[START]

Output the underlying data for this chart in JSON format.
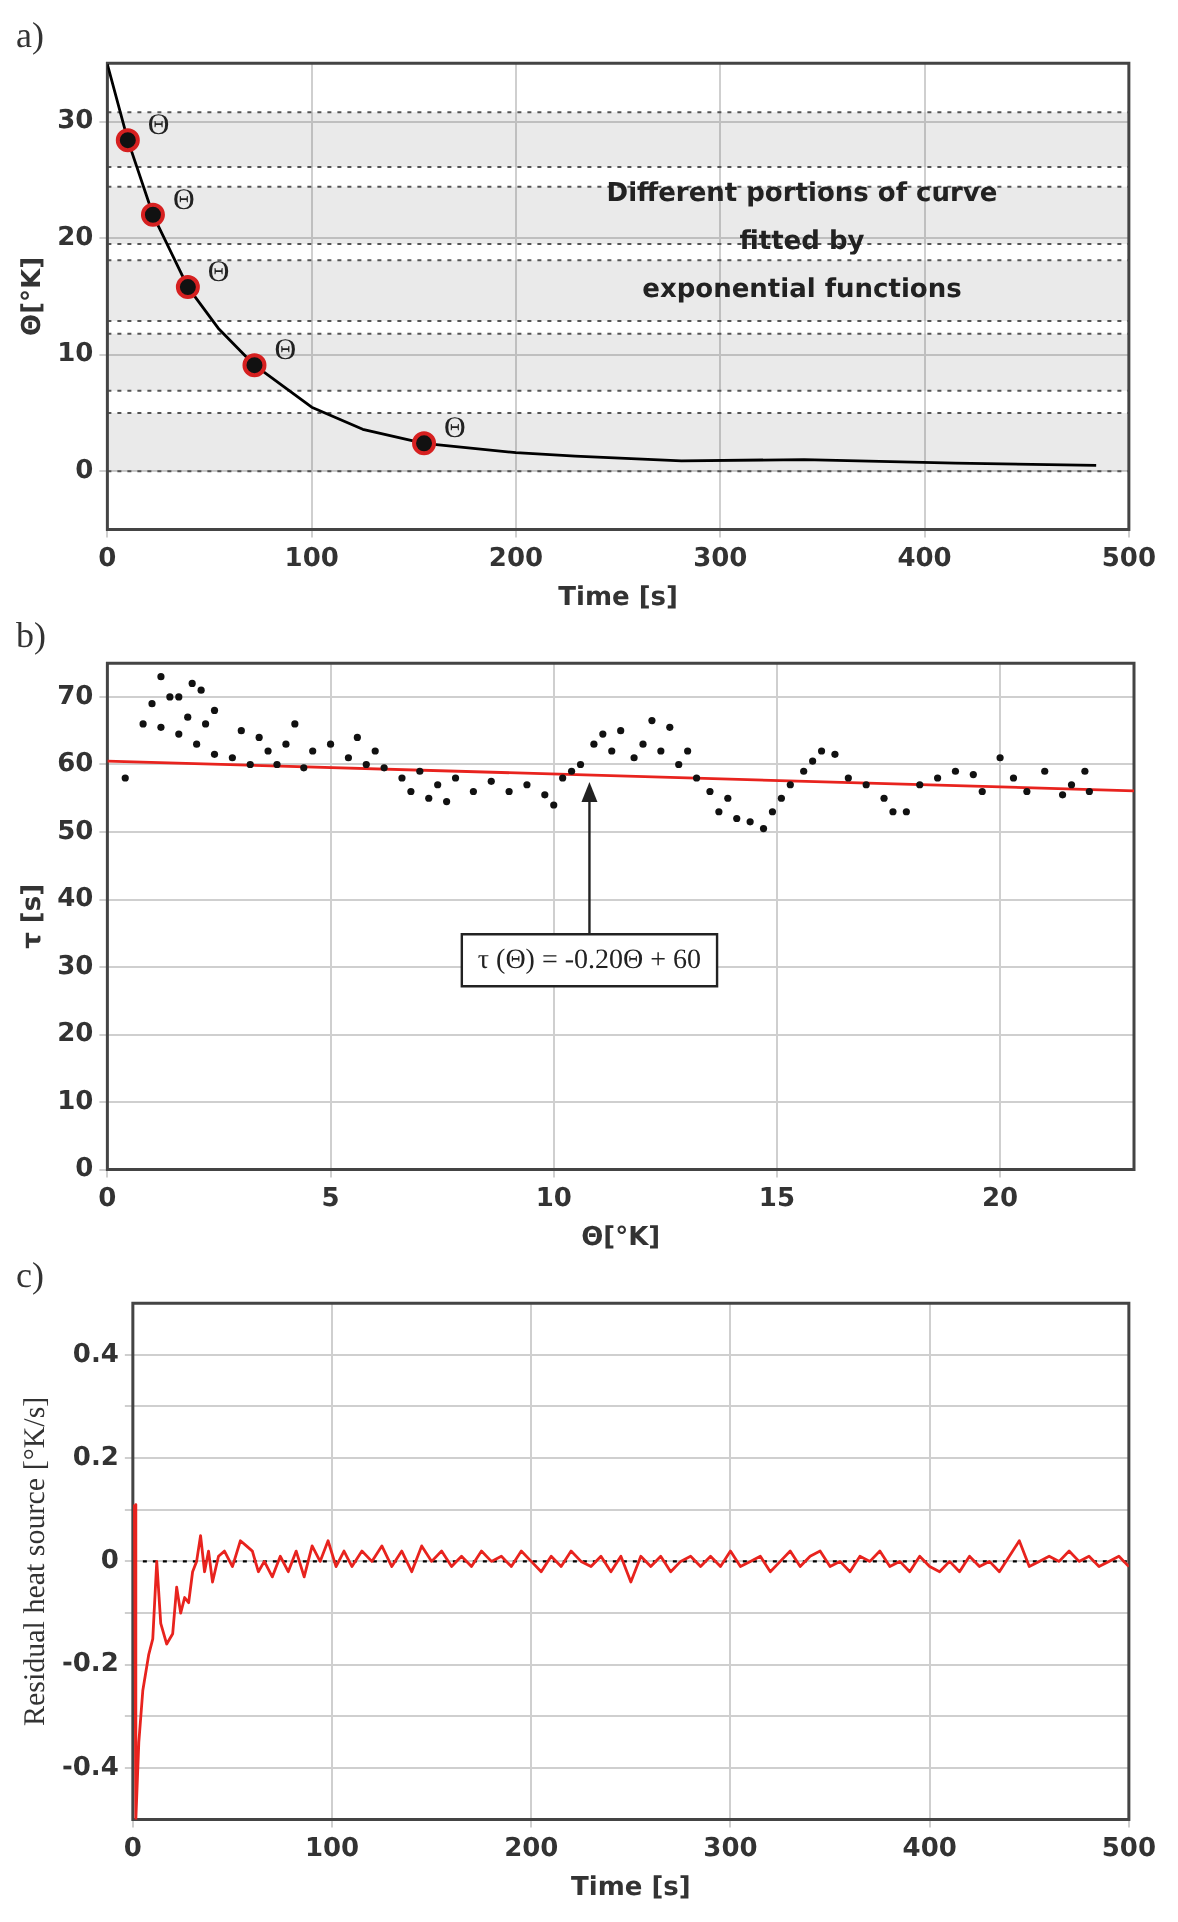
{
  "chart_data": [
    {
      "type": "line",
      "title": "a)",
      "xlabel": "Time [s]",
      "ylabel": "Θ[°K]",
      "xlim": [
        0,
        500
      ],
      "xticks": [
        0,
        100,
        200,
        300,
        400,
        500
      ],
      "ylim": [
        -5,
        35
      ],
      "yticks": [
        0,
        10,
        20,
        30
      ],
      "grid": true,
      "legend": false,
      "series": [
        {
          "color": "#000000",
          "marker": "none",
          "x": [
            0,
            10,
            22.3,
            39.4,
            54.6,
            72,
            100,
            125,
            155,
            200,
            229,
            281,
            341,
            415,
            484
          ],
          "values": [
            34.9,
            28.4,
            22,
            15.8,
            12.2,
            9.1,
            5.5,
            3.6,
            2.4,
            1.6,
            1.3,
            0.9,
            1,
            0.7,
            0.5
          ]
        },
        {
          "type": "scatter",
          "color": "#d62020",
          "marker": "circle",
          "x": [
            10,
            22.3,
            39.4,
            72,
            155
          ],
          "values": [
            28.4,
            22,
            15.8,
            9.1,
            2.4
          ]
        }
      ],
      "bands": [
        {
          "axis": "y",
          "from": 26.1,
          "to": 30.8,
          "color": "#555555"
        },
        {
          "axis": "y",
          "from": 19.5,
          "to": 24.4,
          "color": "#555555"
        },
        {
          "axis": "y",
          "from": 12.9,
          "to": 18.1,
          "color": "#555555"
        },
        {
          "axis": "y",
          "from": 6.9,
          "to": 11.8,
          "color": "#555555"
        },
        {
          "axis": "y",
          "from": 0,
          "to": 5,
          "color": "#555555"
        }
      ],
      "annotations": [
        "Different portions of curve\nfitted by\nexponential functions",
        {
          "text": "Θ",
          "x": 10,
          "y": 28.4
        },
        {
          "text": "Θ",
          "x": 22.3,
          "y": 22
        },
        {
          "text": "Θ",
          "x": 39.4,
          "y": 15.8
        },
        {
          "text": "Θ",
          "x": 72,
          "y": 9.1
        },
        {
          "text": "Θ",
          "x": 155,
          "y": 2.4
        }
      ]
    },
    {
      "type": "scatter",
      "title": "b)",
      "xlabel": "Θ[°K]",
      "ylabel": "τ [s]",
      "xlim": [
        0,
        23
      ],
      "xticks": [
        0,
        5,
        10,
        15,
        20
      ],
      "ylim": [
        0,
        75
      ],
      "yticks": [
        0,
        10,
        20,
        30,
        40,
        50,
        60,
        70
      ],
      "grid": true,
      "legend": false,
      "series": [
        {
          "color": "#111111",
          "marker": "circle",
          "x": [
            0.4,
            0.8,
            1.0,
            1.2,
            1.4,
            1.6,
            1.8,
            1.9,
            2.1,
            2.2,
            2.4,
            1.2,
            1.6,
            2.0,
            2.4,
            2.8,
            3.0,
            3.2,
            3.4,
            3.6,
            3.8,
            4.0,
            4.2,
            4.4,
            4.6,
            5.0,
            5.4,
            5.6,
            5.8,
            6.0,
            6.2,
            6.6,
            6.8,
            7.0,
            7.2,
            7.4,
            7.6,
            7.8,
            8.2,
            8.6,
            9.0,
            9.4,
            9.8,
            10.0,
            10.2,
            10.4,
            10.6,
            10.9,
            11.1,
            11.3,
            11.5,
            11.8,
            12.0,
            12.2,
            12.4,
            12.6,
            12.8,
            13.0,
            13.2,
            13.5,
            13.7,
            13.9,
            14.1,
            14.4,
            14.7,
            14.9,
            15.1,
            15.3,
            15.6,
            15.8,
            16.0,
            16.3,
            16.6,
            17.0,
            17.4,
            17.6,
            17.9,
            18.2,
            18.6,
            19.0,
            19.4,
            19.6,
            20.0,
            20.3,
            20.6,
            21.0,
            21.4,
            21.6,
            21.9,
            22.0
          ],
          "values": [
            58,
            66,
            69,
            73,
            70,
            70,
            67,
            72,
            71,
            66,
            68,
            65.5,
            64.5,
            63,
            61.5,
            61,
            65,
            60,
            64,
            62,
            60,
            63,
            66,
            59.5,
            62,
            63,
            61,
            64,
            60,
            62,
            59.5,
            58,
            56,
            59,
            55,
            57,
            54.5,
            58,
            56,
            57.5,
            56,
            57,
            55.5,
            54,
            58,
            59,
            60,
            63,
            64.5,
            62,
            65,
            61,
            63,
            66.5,
            62,
            65.5,
            60,
            62,
            58,
            56,
            53,
            55,
            52,
            51.5,
            50.5,
            53,
            55,
            57,
            59,
            60.5,
            62,
            61.5,
            58,
            57,
            55,
            53,
            53,
            57,
            58,
            59,
            58.5,
            56,
            61,
            58,
            56,
            59,
            55.5,
            57,
            59,
            56
          ]
        },
        {
          "type": "line",
          "color": "#e8231e",
          "marker": "none",
          "x": [
            0,
            23
          ],
          "values": [
            60.5,
            56.1
          ]
        }
      ],
      "annotations": [
        {
          "text": "τ (Θ) = -0.20Θ + 60",
          "x": 10.8,
          "y": 58
        }
      ]
    },
    {
      "type": "line",
      "title": "c)",
      "xlabel": "Time [s]",
      "ylabel": "Residual heat source [°K/s]",
      "xlim": [
        0,
        500
      ],
      "xticks": [
        0,
        100,
        200,
        300,
        400,
        500
      ],
      "ylim": [
        -0.5,
        0.5
      ],
      "yticks": [
        -0.4,
        {
          "value": -0.3,
          "label": null
        },
        -0.2,
        {
          "value": -0.1,
          "label": null
        },
        0,
        {
          "value": 0.1,
          "label": null
        },
        0.2,
        {
          "value": 0.3,
          "label": null
        },
        0.4
      ],
      "grid": true,
      "legend": false,
      "ref_lines": [
        {
          "axis": "y",
          "value": 0,
          "color": "#000000",
          "line_style": "dotted"
        }
      ],
      "series": [
        {
          "color": "#e8231e",
          "marker": "none",
          "x": [
            0.8,
            1.5,
            3,
            5,
            8,
            10,
            12,
            14,
            17,
            20,
            22,
            24,
            26,
            28,
            30,
            32,
            34,
            36,
            38,
            40,
            43,
            46,
            50,
            54,
            57,
            60,
            63,
            66,
            70,
            74,
            78,
            82,
            86,
            90,
            94,
            98,
            102,
            106,
            110,
            115,
            120,
            125,
            130,
            135,
            140,
            145,
            150,
            155,
            160,
            165,
            170,
            175,
            180,
            185,
            190,
            195,
            200,
            205,
            210,
            215,
            220,
            225,
            230,
            235,
            240,
            245,
            250,
            255,
            260,
            265,
            270,
            275,
            280,
            285,
            290,
            295,
            300,
            305,
            310,
            315,
            320,
            325,
            330,
            335,
            340,
            345,
            350,
            355,
            360,
            365,
            370,
            375,
            380,
            385,
            390,
            395,
            400,
            405,
            410,
            415,
            420,
            425,
            430,
            435,
            440,
            445,
            450,
            455,
            460,
            465,
            470,
            475,
            480,
            485,
            490,
            495,
            500
          ],
          "values": [
            0.11,
            -0.5,
            -0.35,
            -0.25,
            -0.18,
            -0.15,
            0.0,
            -0.12,
            -0.16,
            -0.14,
            -0.05,
            -0.1,
            -0.07,
            -0.08,
            -0.02,
            0.0,
            0.05,
            -0.02,
            0.02,
            -0.04,
            0.01,
            0.02,
            -0.01,
            0.04,
            0.03,
            0.02,
            -0.02,
            0.0,
            -0.03,
            0.01,
            -0.02,
            0.02,
            -0.03,
            0.03,
            0.0,
            0.04,
            -0.01,
            0.02,
            -0.01,
            0.02,
            0.0,
            0.03,
            -0.01,
            0.02,
            -0.02,
            0.03,
            0.0,
            0.02,
            -0.01,
            0.01,
            -0.01,
            0.02,
            0.0,
            0.01,
            -0.01,
            0.02,
            0.0,
            -0.02,
            0.01,
            -0.01,
            0.02,
            0.0,
            -0.01,
            0.01,
            -0.02,
            0.01,
            -0.04,
            0.01,
            -0.01,
            0.01,
            -0.02,
            0.0,
            0.01,
            -0.01,
            0.01,
            -0.01,
            0.02,
            -0.01,
            0.0,
            0.01,
            -0.02,
            0.0,
            0.02,
            -0.01,
            0.01,
            0.02,
            -0.01,
            0.0,
            -0.02,
            0.01,
            0.0,
            0.02,
            -0.01,
            0.0,
            -0.02,
            0.01,
            -0.01,
            -0.02,
            0.0,
            -0.02,
            0.01,
            -0.01,
            0.0,
            -0.02,
            0.01,
            0.04,
            -0.01,
            0.0,
            0.01,
            0.0,
            0.02,
            0.0,
            0.01,
            -0.01,
            0.0,
            0.01,
            -0.01
          ]
        }
      ]
    }
  ]
}
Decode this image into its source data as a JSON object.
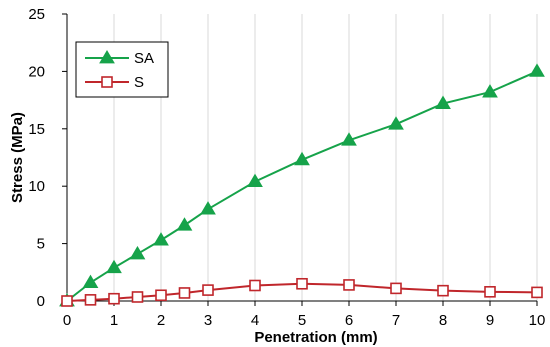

[END]

OBJECTIVE: Your task is to pick out every line with the string "source" and copy it.

EXERCISE ANSWER:
      "ylabel": "Residual heat source [°K/s]",
Decode this image into its source data as a JSON object.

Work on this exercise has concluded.